Set problem:
Retype all material exactly. Pictures stay out of the copy.

Source material:
>> START

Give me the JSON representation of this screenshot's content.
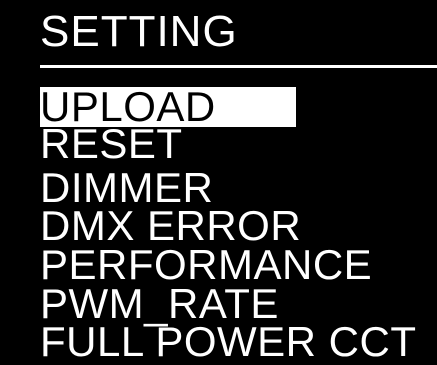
{
  "header": {
    "title": "SETTING"
  },
  "menu": {
    "selected_index": 0,
    "items": [
      {
        "label": "UPLOAD"
      },
      {
        "label": "RESET"
      },
      {
        "label": "DIMMER"
      },
      {
        "label": "DMX ERROR"
      },
      {
        "label": "PERFORMANCE"
      },
      {
        "label": "PWM_RATE"
      },
      {
        "label": "FULL POWER CCT"
      }
    ]
  },
  "colors": {
    "background": "#000000",
    "foreground": "#ffffff",
    "highlight_bg": "#ffffff",
    "highlight_text": "#000000"
  }
}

>> END

Finished task:
Give me the JSON representation of this screenshot's content.
{
  "header": {
    "title": "SETTING"
  },
  "menu": {
    "selected_index": 0,
    "items": [
      {
        "label": "UPLOAD"
      },
      {
        "label": "RESET"
      },
      {
        "label": "DIMMER"
      },
      {
        "label": "DMX ERROR"
      },
      {
        "label": "PERFORMANCE"
      },
      {
        "label": "PWM_RATE"
      },
      {
        "label": "FULL POWER CCT"
      }
    ]
  },
  "colors": {
    "background": "#000000",
    "foreground": "#ffffff",
    "highlight_bg": "#ffffff",
    "highlight_text": "#000000"
  }
}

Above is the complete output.